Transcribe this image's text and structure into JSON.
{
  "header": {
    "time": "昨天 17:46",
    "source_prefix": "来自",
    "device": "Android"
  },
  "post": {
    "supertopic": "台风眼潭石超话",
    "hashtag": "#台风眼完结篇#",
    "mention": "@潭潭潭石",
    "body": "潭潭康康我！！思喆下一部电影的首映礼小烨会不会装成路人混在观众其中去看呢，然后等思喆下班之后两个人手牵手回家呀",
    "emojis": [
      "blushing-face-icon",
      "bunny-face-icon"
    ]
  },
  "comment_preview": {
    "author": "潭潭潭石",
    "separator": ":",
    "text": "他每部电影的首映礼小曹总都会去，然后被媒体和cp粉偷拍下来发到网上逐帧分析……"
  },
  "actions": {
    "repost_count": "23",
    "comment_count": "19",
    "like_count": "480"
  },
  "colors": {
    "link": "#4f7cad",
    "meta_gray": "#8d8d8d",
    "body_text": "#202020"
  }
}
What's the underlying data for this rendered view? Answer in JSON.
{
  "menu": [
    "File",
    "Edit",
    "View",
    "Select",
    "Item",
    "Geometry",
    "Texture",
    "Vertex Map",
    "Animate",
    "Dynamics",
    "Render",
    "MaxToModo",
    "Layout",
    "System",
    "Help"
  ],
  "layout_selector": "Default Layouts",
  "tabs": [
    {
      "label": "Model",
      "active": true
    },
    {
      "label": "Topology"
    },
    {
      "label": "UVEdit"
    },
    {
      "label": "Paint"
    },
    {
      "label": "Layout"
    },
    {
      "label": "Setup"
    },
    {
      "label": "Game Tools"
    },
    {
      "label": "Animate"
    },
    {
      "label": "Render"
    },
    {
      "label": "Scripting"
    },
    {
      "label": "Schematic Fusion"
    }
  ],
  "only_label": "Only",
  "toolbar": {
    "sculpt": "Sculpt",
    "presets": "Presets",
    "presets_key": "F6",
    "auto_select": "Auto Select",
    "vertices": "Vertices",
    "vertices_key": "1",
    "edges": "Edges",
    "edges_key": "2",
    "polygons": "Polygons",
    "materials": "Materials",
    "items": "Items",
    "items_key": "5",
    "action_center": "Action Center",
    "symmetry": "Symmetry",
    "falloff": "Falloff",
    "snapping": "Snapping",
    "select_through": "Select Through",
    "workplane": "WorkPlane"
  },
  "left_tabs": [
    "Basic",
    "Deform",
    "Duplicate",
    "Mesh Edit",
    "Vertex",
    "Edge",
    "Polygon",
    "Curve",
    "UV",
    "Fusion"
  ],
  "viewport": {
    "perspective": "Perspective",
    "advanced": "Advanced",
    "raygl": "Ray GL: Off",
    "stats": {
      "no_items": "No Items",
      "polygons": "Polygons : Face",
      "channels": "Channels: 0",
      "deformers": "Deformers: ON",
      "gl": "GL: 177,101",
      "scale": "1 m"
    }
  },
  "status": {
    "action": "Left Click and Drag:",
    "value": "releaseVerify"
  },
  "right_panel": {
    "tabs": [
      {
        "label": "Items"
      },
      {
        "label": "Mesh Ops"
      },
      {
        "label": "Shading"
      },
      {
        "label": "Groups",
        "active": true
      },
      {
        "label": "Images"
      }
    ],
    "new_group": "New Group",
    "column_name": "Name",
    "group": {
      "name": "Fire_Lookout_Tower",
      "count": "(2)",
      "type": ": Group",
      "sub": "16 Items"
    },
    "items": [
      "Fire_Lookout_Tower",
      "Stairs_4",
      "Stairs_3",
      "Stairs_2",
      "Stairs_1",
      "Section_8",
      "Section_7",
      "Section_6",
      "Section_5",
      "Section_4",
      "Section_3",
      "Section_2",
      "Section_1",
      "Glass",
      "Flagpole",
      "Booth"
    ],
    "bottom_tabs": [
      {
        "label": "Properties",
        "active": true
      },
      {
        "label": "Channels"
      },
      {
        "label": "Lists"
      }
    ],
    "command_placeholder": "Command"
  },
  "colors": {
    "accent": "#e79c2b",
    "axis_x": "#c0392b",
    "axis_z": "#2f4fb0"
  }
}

———

**What you should do:** Each line of the listing should be echoed back exactly.

**Full output:**
Transcribe this image's text and structure into JSON.
{
  "header": {
    "time": "昨天 17:46",
    "source_prefix": "来自",
    "device": "Android"
  },
  "post": {
    "supertopic": "台风眼潭石超话",
    "hashtag": "#台风眼完结篇#",
    "mention": "@潭潭潭石",
    "body": "潭潭康康我！！思喆下一部电影的首映礼小烨会不会装成路人混在观众其中去看呢，然后等思喆下班之后两个人手牵手回家呀",
    "emojis": [
      "blushing-face-icon",
      "bunny-face-icon"
    ]
  },
  "comment_preview": {
    "author": "潭潭潭石",
    "separator": ":",
    "text": "他每部电影的首映礼小曹总都会去，然后被媒体和cp粉偷拍下来发到网上逐帧分析……"
  },
  "actions": {
    "repost_count": "23",
    "comment_count": "19",
    "like_count": "480"
  },
  "colors": {
    "link": "#4f7cad",
    "meta_gray": "#8d8d8d",
    "body_text": "#202020"
  }
}
What's the underlying data for this rendered view? Answer in JSON.
{
  "menu": [
    "File",
    "Edit",
    "View",
    "Select",
    "Item",
    "Geometry",
    "Texture",
    "Vertex Map",
    "Animate",
    "Dynamics",
    "Render",
    "MaxToModo",
    "Layout",
    "System",
    "Help"
  ],
  "layout_selector": "Default Layouts",
  "tabs": [
    {
      "label": "Model",
      "active": true
    },
    {
      "label": "Topology"
    },
    {
      "label": "UVEdit"
    },
    {
      "label": "Paint"
    },
    {
      "label": "Layout"
    },
    {
      "label": "Setup"
    },
    {
      "label": "Game Tools"
    },
    {
      "label": "Animate"
    },
    {
      "label": "Render"
    },
    {
      "label": "Scripting"
    },
    {
      "label": "Schematic Fusion"
    }
  ],
  "only_label": "Only",
  "toolbar": {
    "sculpt": "Sculpt",
    "presets": "Presets",
    "presets_key": "F6",
    "auto_select": "Auto Select",
    "vertices": "Vertices",
    "vertices_key": "1",
    "edges": "Edges",
    "edges_key": "2",
    "polygons": "Polygons",
    "materials": "Materials",
    "items": "Items",
    "items_key": "5",
    "action_center": "Action Center",
    "symmetry": "Symmetry",
    "falloff": "Falloff",
    "snapping": "Snapping",
    "select_through": "Select Through",
    "workplane": "WorkPlane"
  },
  "left_tabs": [
    "Basic",
    "Deform",
    "Duplicate",
    "Mesh Edit",
    "Vertex",
    "Edge",
    "Polygon",
    "Curve",
    "UV",
    "Fusion"
  ],
  "viewport": {
    "perspective": "Perspective",
    "advanced": "Advanced",
    "raygl": "Ray GL: Off",
    "stats": {
      "no_items": "No Items",
      "polygons": "Polygons : Face",
      "channels": "Channels: 0",
      "deformers": "Deformers: ON",
      "gl": "GL: 177,101",
      "scale": "1 m"
    }
  },
  "status": {
    "action": "Left Click and Drag:",
    "value": "releaseVerify"
  },
  "right_panel": {
    "tabs": [
      {
        "label": "Items"
      },
      {
        "label": "Mesh Ops"
      },
      {
        "label": "Shading"
      },
      {
        "label": "Groups",
        "active": true
      },
      {
        "label": "Images"
      }
    ],
    "new_group": "New Group",
    "column_name": "Name",
    "group": {
      "name": "Fire_Lookout_Tower",
      "count": "(2)",
      "type": ": Group",
      "sub": "16 Items"
    },
    "items": [
      "Fire_Lookout_Tower",
      "Stairs_4",
      "Stairs_3",
      "Stairs_2",
      "Stairs_1",
      "Section_8",
      "Section_7",
      "Section_6",
      "Section_5",
      "Section_4",
      "Section_3",
      "Section_2",
      "Section_1",
      "Glass",
      "Flagpole",
      "Booth"
    ],
    "bottom_tabs": [
      {
        "label": "Properties",
        "active": true
      },
      {
        "label": "Channels"
      },
      {
        "label": "Lists"
      }
    ],
    "command_placeholder": "Command"
  },
  "colors": {
    "accent": "#e79c2b",
    "axis_x": "#c0392b",
    "axis_z": "#2f4fb0"
  }
}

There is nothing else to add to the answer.